→ **Information provided**:
———
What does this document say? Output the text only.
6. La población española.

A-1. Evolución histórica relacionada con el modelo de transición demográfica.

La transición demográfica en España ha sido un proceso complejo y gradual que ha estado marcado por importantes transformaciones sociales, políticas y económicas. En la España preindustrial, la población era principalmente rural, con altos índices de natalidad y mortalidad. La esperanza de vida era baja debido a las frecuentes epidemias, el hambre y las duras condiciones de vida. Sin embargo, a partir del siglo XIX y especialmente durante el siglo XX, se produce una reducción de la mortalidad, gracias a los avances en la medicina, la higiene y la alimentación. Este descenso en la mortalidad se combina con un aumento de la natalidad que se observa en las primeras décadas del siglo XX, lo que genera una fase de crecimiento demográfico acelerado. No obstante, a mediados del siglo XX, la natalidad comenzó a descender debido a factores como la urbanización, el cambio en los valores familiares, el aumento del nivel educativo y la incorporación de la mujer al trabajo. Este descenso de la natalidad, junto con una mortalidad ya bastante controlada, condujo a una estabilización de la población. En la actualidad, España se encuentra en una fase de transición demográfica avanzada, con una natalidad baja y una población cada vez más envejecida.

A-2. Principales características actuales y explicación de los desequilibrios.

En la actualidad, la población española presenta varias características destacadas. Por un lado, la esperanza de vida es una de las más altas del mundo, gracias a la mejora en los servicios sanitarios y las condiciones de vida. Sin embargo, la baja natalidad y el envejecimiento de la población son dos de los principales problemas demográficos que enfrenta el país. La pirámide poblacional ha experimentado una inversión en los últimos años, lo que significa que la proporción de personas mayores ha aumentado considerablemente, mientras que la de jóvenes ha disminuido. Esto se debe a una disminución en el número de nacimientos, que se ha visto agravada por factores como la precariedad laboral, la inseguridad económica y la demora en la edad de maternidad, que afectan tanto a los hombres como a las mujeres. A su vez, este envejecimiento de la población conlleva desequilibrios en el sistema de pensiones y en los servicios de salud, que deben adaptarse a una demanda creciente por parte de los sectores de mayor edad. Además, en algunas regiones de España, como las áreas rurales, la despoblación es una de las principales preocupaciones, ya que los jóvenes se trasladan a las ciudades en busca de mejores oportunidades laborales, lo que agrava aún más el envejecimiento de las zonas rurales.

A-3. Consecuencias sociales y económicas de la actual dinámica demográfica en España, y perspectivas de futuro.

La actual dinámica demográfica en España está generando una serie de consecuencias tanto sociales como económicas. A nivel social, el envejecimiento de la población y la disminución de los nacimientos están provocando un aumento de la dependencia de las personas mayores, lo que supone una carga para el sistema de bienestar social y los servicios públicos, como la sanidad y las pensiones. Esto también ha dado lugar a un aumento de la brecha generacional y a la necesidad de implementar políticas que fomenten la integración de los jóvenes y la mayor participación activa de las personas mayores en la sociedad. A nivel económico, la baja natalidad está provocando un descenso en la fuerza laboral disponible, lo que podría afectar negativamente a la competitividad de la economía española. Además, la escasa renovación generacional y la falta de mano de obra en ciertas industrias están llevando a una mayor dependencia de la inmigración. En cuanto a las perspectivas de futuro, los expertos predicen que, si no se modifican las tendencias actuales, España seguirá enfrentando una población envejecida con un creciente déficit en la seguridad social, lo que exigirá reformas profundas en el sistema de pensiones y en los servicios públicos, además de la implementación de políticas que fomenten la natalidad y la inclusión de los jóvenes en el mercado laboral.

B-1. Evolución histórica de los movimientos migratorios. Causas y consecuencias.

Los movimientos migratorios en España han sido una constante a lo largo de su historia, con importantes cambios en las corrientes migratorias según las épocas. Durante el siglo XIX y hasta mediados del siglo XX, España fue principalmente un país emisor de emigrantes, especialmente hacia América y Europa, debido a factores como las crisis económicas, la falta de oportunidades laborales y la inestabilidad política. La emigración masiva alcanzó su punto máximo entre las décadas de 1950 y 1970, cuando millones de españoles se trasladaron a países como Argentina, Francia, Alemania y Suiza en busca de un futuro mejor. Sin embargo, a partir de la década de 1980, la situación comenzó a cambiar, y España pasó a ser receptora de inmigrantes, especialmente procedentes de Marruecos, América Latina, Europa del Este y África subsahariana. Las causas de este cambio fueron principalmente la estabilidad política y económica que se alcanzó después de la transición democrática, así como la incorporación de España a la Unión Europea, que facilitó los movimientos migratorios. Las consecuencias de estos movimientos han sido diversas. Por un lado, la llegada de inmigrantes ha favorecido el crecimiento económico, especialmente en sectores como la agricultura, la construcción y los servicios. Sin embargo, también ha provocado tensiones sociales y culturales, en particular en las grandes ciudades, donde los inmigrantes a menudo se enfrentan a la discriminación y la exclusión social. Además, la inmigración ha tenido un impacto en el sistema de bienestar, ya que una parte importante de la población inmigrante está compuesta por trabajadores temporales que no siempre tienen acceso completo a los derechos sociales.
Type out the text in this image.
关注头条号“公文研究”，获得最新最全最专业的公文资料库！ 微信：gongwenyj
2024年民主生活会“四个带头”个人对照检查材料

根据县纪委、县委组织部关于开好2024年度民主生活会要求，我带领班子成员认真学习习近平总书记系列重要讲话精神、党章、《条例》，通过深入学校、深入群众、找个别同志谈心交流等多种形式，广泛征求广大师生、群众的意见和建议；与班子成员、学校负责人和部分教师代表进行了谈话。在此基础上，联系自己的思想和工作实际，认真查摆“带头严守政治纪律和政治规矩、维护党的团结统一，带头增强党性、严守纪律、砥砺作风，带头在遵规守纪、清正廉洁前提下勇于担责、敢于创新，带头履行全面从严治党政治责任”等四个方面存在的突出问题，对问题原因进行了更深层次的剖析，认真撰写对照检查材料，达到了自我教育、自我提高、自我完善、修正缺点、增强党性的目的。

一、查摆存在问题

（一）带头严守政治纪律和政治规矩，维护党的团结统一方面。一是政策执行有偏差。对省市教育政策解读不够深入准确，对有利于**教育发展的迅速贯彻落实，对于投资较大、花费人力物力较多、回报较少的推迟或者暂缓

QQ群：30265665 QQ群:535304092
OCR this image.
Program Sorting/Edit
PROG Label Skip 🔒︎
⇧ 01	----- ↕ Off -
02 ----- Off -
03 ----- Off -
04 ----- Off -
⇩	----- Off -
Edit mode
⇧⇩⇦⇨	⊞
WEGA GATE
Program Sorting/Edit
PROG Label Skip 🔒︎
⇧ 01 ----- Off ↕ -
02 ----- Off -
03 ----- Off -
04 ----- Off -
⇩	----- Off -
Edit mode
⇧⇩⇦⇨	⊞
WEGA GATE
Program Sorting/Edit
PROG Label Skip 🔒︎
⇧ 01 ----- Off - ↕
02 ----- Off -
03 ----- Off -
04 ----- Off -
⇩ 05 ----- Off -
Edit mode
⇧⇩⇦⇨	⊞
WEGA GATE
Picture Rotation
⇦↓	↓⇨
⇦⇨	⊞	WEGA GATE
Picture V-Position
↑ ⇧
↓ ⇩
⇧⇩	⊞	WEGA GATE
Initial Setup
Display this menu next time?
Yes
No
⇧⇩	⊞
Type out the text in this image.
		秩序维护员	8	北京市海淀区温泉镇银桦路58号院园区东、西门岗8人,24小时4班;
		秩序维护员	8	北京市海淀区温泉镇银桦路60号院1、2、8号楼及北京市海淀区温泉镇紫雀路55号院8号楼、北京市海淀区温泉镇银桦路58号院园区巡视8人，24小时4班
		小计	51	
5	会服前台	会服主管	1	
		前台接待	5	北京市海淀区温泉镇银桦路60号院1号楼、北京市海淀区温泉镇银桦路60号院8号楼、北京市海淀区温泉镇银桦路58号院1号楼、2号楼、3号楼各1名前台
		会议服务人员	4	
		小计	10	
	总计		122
———
→ **Stated goal**: Every entry must be quoted exactly as it appears above.

→ **Result below**:
What does this document say? Output the text only.
6. La población española.

A-1. Evolución histórica relacionada con el modelo de transición demográfica.

La transición demográfica en España ha sido un proceso complejo y gradual que ha estado marcado por importantes transformaciones sociales, políticas y económicas. En la España preindustrial, la población era principalmente rural, con altos índices de natalidad y mortalidad. La esperanza de vida era baja debido a las frecuentes epidemias, el hambre y las duras condiciones de vida. Sin embargo, a partir del siglo XIX y especialmente durante el siglo XX, se produce una reducción de la mortalidad, gracias a los avances en la medicina, la higiene y la alimentación. Este descenso en la mortalidad se combina con un aumento de la natalidad que se observa en las primeras décadas del siglo XX, lo que genera una fase de crecimiento demográfico acelerado. No obstante, a mediados del siglo XX, la natalidad comenzó a descender debido a factores como la urbanización, el cambio en los valores familiares, el aumento del nivel educativo y la incorporación de la mujer al trabajo. Este descenso de la natalidad, junto con una mortalidad ya bastante controlada, condujo a una estabilización de la población. En la actualidad, España se encuentra en una fase de transición demográfica avanzada, con una natalidad baja y una población cada vez más envejecida.

A-2. Principales características actuales y explicación de los desequilibrios.

En la actualidad, la población española presenta varias características destacadas. Por un lado, la esperanza de vida es una de las más altas del mundo, gracias a la mejora en los servicios sanitarios y las condiciones de vida. Sin embargo, la baja natalidad y el envejecimiento de la población son dos de los principales problemas demográficos que enfrenta el país. La pirámide poblacional ha experimentado una inversión en los últimos años, lo que significa que la proporción de personas mayores ha aumentado considerablemente, mientras que la de jóvenes ha disminuido. Esto se debe a una disminución en el número de nacimientos, que se ha visto agravada por factores como la precariedad laboral, la inseguridad económica y la demora en la edad de maternidad, que afectan tanto a los hombres como a las mujeres. A su vez, este envejecimiento de la población conlleva desequilibrios en el sistema de pensiones y en los servicios de salud, que deben adaptarse a una demanda creciente por parte de los sectores de mayor edad. Además, en algunas regiones de España, como las áreas rurales, la despoblación es una de las principales preocupaciones, ya que los jóvenes se trasladan a las ciudades en busca de mejores oportunidades laborales, lo que agrava aún más el envejecimiento de las zonas rurales.

A-3. Consecuencias sociales y económicas de la actual dinámica demográfica en España, y perspectivas de futuro.

La actual dinámica demográfica en España está generando una serie de consecuencias tanto sociales como económicas. A nivel social, el envejecimiento de la población y la disminución de los nacimientos están provocando un aumento de la dependencia de las personas mayores, lo que supone una carga para el sistema de bienestar social y los servicios públicos, como la sanidad y las pensiones. Esto también ha dado lugar a un aumento de la brecha generacional y a la necesidad de implementar políticas que fomenten la integración de los jóvenes y la mayor participación activa de las personas mayores en la sociedad. A nivel económico, la baja natalidad está provocando un descenso en la fuerza laboral disponible, lo que podría afectar negativamente a la competitividad de la economía española. Además, la escasa renovación generacional y la falta de mano de obra en ciertas industrias están llevando a una mayor dependencia de la inmigración. En cuanto a las perspectivas de futuro, los expertos predicen que, si no se modifican las tendencias actuales, España seguirá enfrentando una población envejecida con un creciente déficit en la seguridad social, lo que exigirá reformas profundas en el sistema de pensiones y en los servicios públicos, además de la implementación de políticas que fomenten la natalidad y la inclusión de los jóvenes en el mercado laboral.

B-1. Evolución histórica de los movimientos migratorios. Causas y consecuencias.

Los movimientos migratorios en España han sido una constante a lo largo de su historia, con importantes cambios en las corrientes migratorias según las épocas. Durante el siglo XIX y hasta mediados del siglo XX, España fue principalmente un país emisor de emigrantes, especialmente hacia América y Europa, debido a factores como las crisis económicas, la falta de oportunidades laborales y la inestabilidad política. La emigración masiva alcanzó su punto máximo entre las décadas de 1950 y 1970, cuando millones de españoles se trasladaron a países como Argentina, Francia, Alemania y Suiza en busca de un futuro mejor. Sin embargo, a partir de la década de 1980, la situación comenzó a cambiar, y España pasó a ser receptora de inmigrantes, especialmente procedentes de Marruecos, América Latina, Europa del Este y África subsahariana. Las causas de este cambio fueron principalmente la estabilidad política y económica que se alcanzó después de la transición democrática, así como la incorporación de España a la Unión Europea, que facilitó los movimientos migratorios. Las consecuencias de estos movimientos han sido diversas. Por un lado, la llegada de inmigrantes ha favorecido el crecimiento económico, especialmente en sectores como la agricultura, la construcción y los servicios. Sin embargo, también ha provocado tensiones sociales y culturales, en particular en las grandes ciudades, donde los inmigrantes a menudo se enfrentan a la discriminación y la exclusión social. Además, la inmigración ha tenido un impacto en el sistema de bienestar, ya que una parte importante de la población inmigrante está compuesta por trabajadores temporales que no siempre tienen acceso completo a los derechos sociales.
Type out the text in this image.
关注头条号“公文研究”，获得最新最全最专业的公文资料库！ 微信：gongwenyj
2024年民主生活会“四个带头”个人对照检查材料

根据县纪委、县委组织部关于开好2024年度民主生活会要求，我带领班子成员认真学习习近平总书记系列重要讲话精神、党章、《条例》，通过深入学校、深入群众、找个别同志谈心交流等多种形式，广泛征求广大师生、群众的意见和建议；与班子成员、学校负责人和部分教师代表进行了谈话。在此基础上，联系自己的思想和工作实际，认真查摆“带头严守政治纪律和政治规矩、维护党的团结统一，带头增强党性、严守纪律、砥砺作风，带头在遵规守纪、清正廉洁前提下勇于担责、敢于创新，带头履行全面从严治党政治责任”等四个方面存在的突出问题，对问题原因进行了更深层次的剖析，认真撰写对照检查材料，达到了自我教育、自我提高、自我完善、修正缺点、增强党性的目的。

一、查摆存在问题

（一）带头严守政治纪律和政治规矩，维护党的团结统一方面。一是政策执行有偏差。对省市教育政策解读不够深入准确，对有利于**教育发展的迅速贯彻落实，对于投资较大、花费人力物力较多、回报较少的推迟或者暂缓

QQ群：30265665 QQ群:535304092
OCR this image.
Program Sorting/Edit
PROG Label Skip 🔒︎
⇧ 01	----- ↕ Off -
02 ----- Off -
03 ----- Off -
04 ----- Off -
⇩	----- Off -
Edit mode
⇧⇩⇦⇨	⊞
WEGA GATE
Program Sorting/Edit
PROG Label Skip 🔒︎
⇧ 01 ----- Off ↕ -
02 ----- Off -
03 ----- Off -
04 ----- Off -
⇩	----- Off -
Edit mode
⇧⇩⇦⇨	⊞
WEGA GATE
Program Sorting/Edit
PROG Label Skip 🔒︎
⇧ 01 ----- Off - ↕
02 ----- Off -
03 ----- Off -
04 ----- Off -
⇩ 05 ----- Off -
Edit mode
⇧⇩⇦⇨	⊞
WEGA GATE
Picture Rotation
⇦↓	↓⇨
⇦⇨	⊞	WEGA GATE
Picture V-Position
↑ ⇧
↓ ⇩
⇧⇩	⊞	WEGA GATE
Initial Setup
Display this menu next time?
Yes
No
⇧⇩	⊞
Type out the text in this image.
		秩序维护员	8	北京市海淀区温泉镇银桦路58号院园区东、西门岗8人,24小时4班;
		秩序维护员	8	北京市海淀区温泉镇银桦路60号院1、2、8号楼及北京市海淀区温泉镇紫雀路55号院8号楼、北京市海淀区温泉镇银桦路58号院园区巡视8人，24小时4班
		小计	51	
5	会服前台	会服主管	1	
		前台接待	5	北京市海淀区温泉镇银桦路60号院1号楼、北京市海淀区温泉镇银桦路60号院8号楼、北京市海淀区温泉镇银桦路58号院1号楼、2号楼、3号楼各1名前台
		会议服务人员	4	
		小计	10	
	总计		122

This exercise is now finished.